BEGIN DATASET ROWS
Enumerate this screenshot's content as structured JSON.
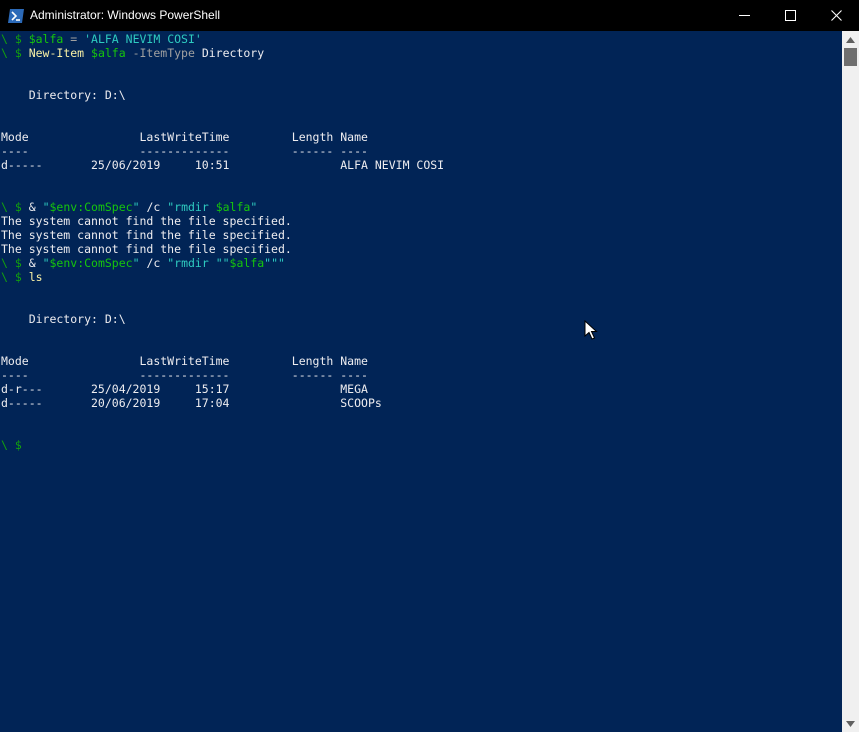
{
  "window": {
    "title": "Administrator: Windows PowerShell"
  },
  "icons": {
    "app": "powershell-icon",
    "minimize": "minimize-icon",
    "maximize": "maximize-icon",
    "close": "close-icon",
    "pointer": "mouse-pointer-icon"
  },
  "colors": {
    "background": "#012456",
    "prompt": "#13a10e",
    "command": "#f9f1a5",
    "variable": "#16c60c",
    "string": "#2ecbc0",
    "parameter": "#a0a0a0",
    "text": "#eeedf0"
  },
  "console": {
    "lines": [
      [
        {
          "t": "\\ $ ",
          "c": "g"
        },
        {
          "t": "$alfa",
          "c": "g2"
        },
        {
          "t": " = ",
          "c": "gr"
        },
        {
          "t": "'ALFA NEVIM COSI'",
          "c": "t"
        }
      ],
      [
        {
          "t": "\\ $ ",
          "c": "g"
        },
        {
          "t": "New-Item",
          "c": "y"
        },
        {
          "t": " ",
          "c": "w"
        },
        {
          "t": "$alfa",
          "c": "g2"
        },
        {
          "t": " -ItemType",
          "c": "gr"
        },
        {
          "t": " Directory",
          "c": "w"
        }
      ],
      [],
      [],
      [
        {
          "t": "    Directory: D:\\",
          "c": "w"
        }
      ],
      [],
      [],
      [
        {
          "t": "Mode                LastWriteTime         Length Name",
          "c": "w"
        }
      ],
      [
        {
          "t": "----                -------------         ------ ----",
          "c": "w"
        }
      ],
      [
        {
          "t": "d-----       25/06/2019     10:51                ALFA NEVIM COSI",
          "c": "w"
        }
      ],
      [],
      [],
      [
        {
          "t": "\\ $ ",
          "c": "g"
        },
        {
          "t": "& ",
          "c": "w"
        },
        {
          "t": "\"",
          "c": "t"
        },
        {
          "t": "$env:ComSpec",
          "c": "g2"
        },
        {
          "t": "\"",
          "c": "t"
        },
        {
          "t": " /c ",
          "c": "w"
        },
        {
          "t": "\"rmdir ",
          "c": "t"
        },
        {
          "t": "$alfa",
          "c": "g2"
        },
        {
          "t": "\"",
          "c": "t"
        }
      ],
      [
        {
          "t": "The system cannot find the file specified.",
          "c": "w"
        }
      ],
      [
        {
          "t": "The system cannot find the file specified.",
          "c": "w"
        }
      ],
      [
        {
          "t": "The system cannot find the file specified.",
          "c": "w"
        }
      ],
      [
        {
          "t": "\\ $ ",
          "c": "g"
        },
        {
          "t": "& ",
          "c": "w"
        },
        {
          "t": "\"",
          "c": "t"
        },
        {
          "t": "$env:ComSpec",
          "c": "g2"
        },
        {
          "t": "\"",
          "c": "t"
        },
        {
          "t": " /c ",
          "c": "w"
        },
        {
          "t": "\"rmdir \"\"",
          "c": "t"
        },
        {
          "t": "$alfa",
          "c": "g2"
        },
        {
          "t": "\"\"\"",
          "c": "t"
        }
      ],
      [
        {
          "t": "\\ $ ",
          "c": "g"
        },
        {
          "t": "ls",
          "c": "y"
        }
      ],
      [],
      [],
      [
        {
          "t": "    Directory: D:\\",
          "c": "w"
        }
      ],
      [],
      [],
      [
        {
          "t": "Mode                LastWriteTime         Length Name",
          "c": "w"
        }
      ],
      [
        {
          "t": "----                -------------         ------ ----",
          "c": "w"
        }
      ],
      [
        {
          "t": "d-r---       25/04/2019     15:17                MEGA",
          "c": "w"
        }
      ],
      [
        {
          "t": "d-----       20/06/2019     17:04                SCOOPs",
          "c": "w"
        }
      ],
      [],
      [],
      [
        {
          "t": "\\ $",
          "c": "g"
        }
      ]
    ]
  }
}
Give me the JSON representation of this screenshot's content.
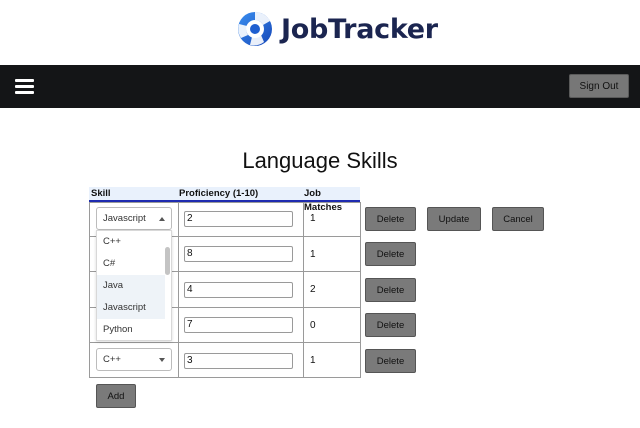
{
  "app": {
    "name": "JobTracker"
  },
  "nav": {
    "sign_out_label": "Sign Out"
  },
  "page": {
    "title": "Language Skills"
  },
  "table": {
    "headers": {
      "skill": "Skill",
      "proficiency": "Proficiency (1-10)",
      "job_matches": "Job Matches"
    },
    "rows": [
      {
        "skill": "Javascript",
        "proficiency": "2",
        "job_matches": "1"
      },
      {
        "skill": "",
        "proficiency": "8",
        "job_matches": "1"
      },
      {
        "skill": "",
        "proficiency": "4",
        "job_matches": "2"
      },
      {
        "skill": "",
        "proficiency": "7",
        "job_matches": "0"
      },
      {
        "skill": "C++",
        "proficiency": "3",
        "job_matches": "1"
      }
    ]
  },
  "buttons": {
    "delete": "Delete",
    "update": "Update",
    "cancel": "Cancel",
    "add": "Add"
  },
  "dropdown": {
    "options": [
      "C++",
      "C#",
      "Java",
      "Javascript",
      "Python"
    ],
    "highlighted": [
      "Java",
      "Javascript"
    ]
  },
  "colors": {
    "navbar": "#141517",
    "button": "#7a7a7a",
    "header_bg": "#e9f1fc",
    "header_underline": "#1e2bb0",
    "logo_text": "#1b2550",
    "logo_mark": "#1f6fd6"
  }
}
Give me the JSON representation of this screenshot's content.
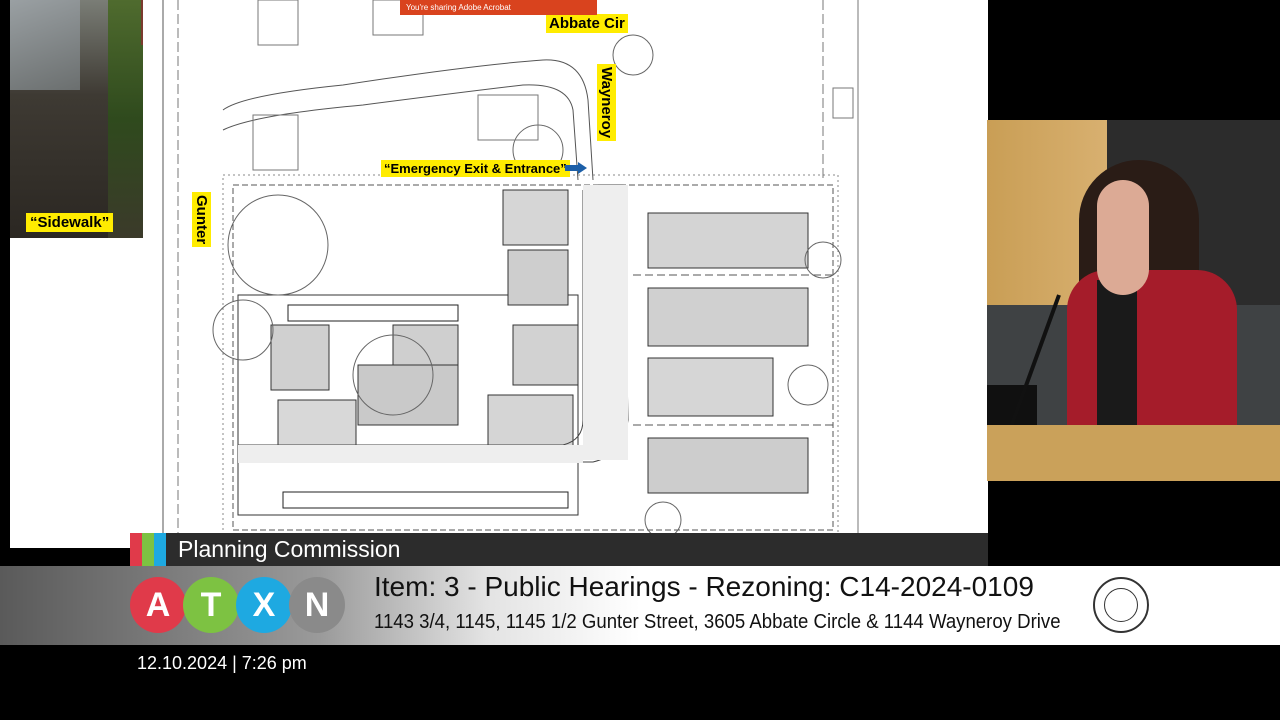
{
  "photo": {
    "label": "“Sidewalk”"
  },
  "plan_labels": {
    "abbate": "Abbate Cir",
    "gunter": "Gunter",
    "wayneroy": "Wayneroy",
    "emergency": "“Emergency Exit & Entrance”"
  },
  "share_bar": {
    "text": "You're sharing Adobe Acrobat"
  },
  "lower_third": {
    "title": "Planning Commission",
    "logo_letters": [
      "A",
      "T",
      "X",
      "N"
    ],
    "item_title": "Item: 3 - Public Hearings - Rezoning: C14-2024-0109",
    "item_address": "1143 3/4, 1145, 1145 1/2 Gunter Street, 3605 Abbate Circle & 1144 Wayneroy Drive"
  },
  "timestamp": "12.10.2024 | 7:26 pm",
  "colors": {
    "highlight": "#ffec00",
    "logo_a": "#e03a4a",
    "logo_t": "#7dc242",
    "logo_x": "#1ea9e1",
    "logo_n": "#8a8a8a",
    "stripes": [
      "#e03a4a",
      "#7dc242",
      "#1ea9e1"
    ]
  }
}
END DATASET ROWS
TO DO » Reproduce the entries above exactly. Do not include the images.

WORKED ANSWER »
Enumerate this screenshot's content as structured JSON.
{
  "window": {
    "title": "Administrator: Windows PowerShell"
  },
  "icons": {
    "app": "powershell-icon",
    "minimize": "minimize-icon",
    "maximize": "maximize-icon",
    "close": "close-icon",
    "pointer": "mouse-pointer-icon"
  },
  "colors": {
    "background": "#012456",
    "prompt": "#13a10e",
    "command": "#f9f1a5",
    "variable": "#16c60c",
    "string": "#2ecbc0",
    "parameter": "#a0a0a0",
    "text": "#eeedf0"
  },
  "console": {
    "lines": [
      [
        {
          "t": "\\ $ ",
          "c": "g"
        },
        {
          "t": "$alfa",
          "c": "g2"
        },
        {
          "t": " = ",
          "c": "gr"
        },
        {
          "t": "'ALFA NEVIM COSI'",
          "c": "t"
        }
      ],
      [
        {
          "t": "\\ $ ",
          "c": "g"
        },
        {
          "t": "New-Item",
          "c": "y"
        },
        {
          "t": " ",
          "c": "w"
        },
        {
          "t": "$alfa",
          "c": "g2"
        },
        {
          "t": " -ItemType",
          "c": "gr"
        },
        {
          "t": " Directory",
          "c": "w"
        }
      ],
      [],
      [],
      [
        {
          "t": "    Directory: D:\\",
          "c": "w"
        }
      ],
      [],
      [],
      [
        {
          "t": "Mode                LastWriteTime         Length Name",
          "c": "w"
        }
      ],
      [
        {
          "t": "----                -------------         ------ ----",
          "c": "w"
        }
      ],
      [
        {
          "t": "d-----       25/06/2019     10:51                ALFA NEVIM COSI",
          "c": "w"
        }
      ],
      [],
      [],
      [
        {
          "t": "\\ $ ",
          "c": "g"
        },
        {
          "t": "& ",
          "c": "w"
        },
        {
          "t": "\"",
          "c": "t"
        },
        {
          "t": "$env:ComSpec",
          "c": "g2"
        },
        {
          "t": "\"",
          "c": "t"
        },
        {
          "t": " /c ",
          "c": "w"
        },
        {
          "t": "\"rmdir ",
          "c": "t"
        },
        {
          "t": "$alfa",
          "c": "g2"
        },
        {
          "t": "\"",
          "c": "t"
        }
      ],
      [
        {
          "t": "The system cannot find the file specified.",
          "c": "w"
        }
      ],
      [
        {
          "t": "The system cannot find the file specified.",
          "c": "w"
        }
      ],
      [
        {
          "t": "The system cannot find the file specified.",
          "c": "w"
        }
      ],
      [
        {
          "t": "\\ $ ",
          "c": "g"
        },
        {
          "t": "& ",
          "c": "w"
        },
        {
          "t": "\"",
          "c": "t"
        },
        {
          "t": "$env:ComSpec",
          "c": "g2"
        },
        {
          "t": "\"",
          "c": "t"
        },
        {
          "t": " /c ",
          "c": "w"
        },
        {
          "t": "\"rmdir \"\"",
          "c": "t"
        },
        {
          "t": "$alfa",
          "c": "g2"
        },
        {
          "t": "\"\"\"",
          "c": "t"
        }
      ],
      [
        {
          "t": "\\ $ ",
          "c": "g"
        },
        {
          "t": "ls",
          "c": "y"
        }
      ],
      [],
      [],
      [
        {
          "t": "    Directory: D:\\",
          "c": "w"
        }
      ],
      [],
      [],
      [
        {
          "t": "Mode                LastWriteTime         Length Name",
          "c": "w"
        }
      ],
      [
        {
          "t": "----                -------------         ------ ----",
          "c": "w"
        }
      ],
      [
        {
          "t": "d-r---       25/04/2019     15:17                MEGA",
          "c": "w"
        }
      ],
      [
        {
          "t": "d-----       20/06/2019     17:04                SCOOPs",
          "c": "w"
        }
      ],
      [],
      [],
      [
        {
          "t": "\\ $",
          "c": "g"
        }
      ]
    ]
  }
}
Give me the JSON representation of this screenshot's content.
{
  "app": {
    "name": "JobTracker"
  },
  "nav": {
    "sign_out_label": "Sign Out"
  },
  "page": {
    "title": "Language Skills"
  },
  "table": {
    "headers": {
      "skill": "Skill",
      "proficiency": "Proficiency (1-10)",
      "job_matches": "Job Matches"
    },
    "rows": [
      {
        "skill": "Javascript",
        "proficiency": "2",
        "job_matches": "1"
      },
      {
        "skill": "",
        "proficiency": "8",
        "job_matches": "1"
      },
      {
        "skill": "",
        "proficiency": "4",
        "job_matches": "2"
      },
      {
        "skill": "",
        "proficiency": "7",
        "job_matches": "0"
      },
      {
        "skill": "C++",
        "proficiency": "3",
        "job_matches": "1"
      }
    ]
  },
  "buttons": {
    "delete": "Delete",
    "update": "Update",
    "cancel": "Cancel",
    "add": "Add"
  },
  "dropdown": {
    "options": [
      "C++",
      "C#",
      "Java",
      "Javascript",
      "Python"
    ],
    "highlighted": [
      "Java",
      "Javascript"
    ]
  },
  "colors": {
    "navbar": "#141517",
    "button": "#7a7a7a",
    "header_bg": "#e9f1fc",
    "header_underline": "#1e2bb0",
    "logo_text": "#1b2550",
    "logo_mark": "#1f6fd6"
  }
}
Give me the JSON representation of this screenshot's content.
{
  "photo": {
    "label": "“Sidewalk”"
  },
  "plan_labels": {
    "abbate": "Abbate Cir",
    "gunter": "Gunter",
    "wayneroy": "Wayneroy",
    "emergency": "“Emergency Exit & Entrance”"
  },
  "share_bar": {
    "text": "You're sharing Adobe Acrobat"
  },
  "lower_third": {
    "title": "Planning Commission",
    "logo_letters": [
      "A",
      "T",
      "X",
      "N"
    ],
    "item_title": "Item: 3 - Public Hearings - Rezoning: C14-2024-0109",
    "item_address": "1143 3/4, 1145, 1145 1/2 Gunter Street, 3605 Abbate Circle & 1144 Wayneroy Drive"
  },
  "timestamp": "12.10.2024 | 7:26 pm",
  "colors": {
    "highlight": "#ffec00",
    "logo_a": "#e03a4a",
    "logo_t": "#7dc242",
    "logo_x": "#1ea9e1",
    "logo_n": "#8a8a8a",
    "stripes": [
      "#e03a4a",
      "#7dc242",
      "#1ea9e1"
    ]
  }
}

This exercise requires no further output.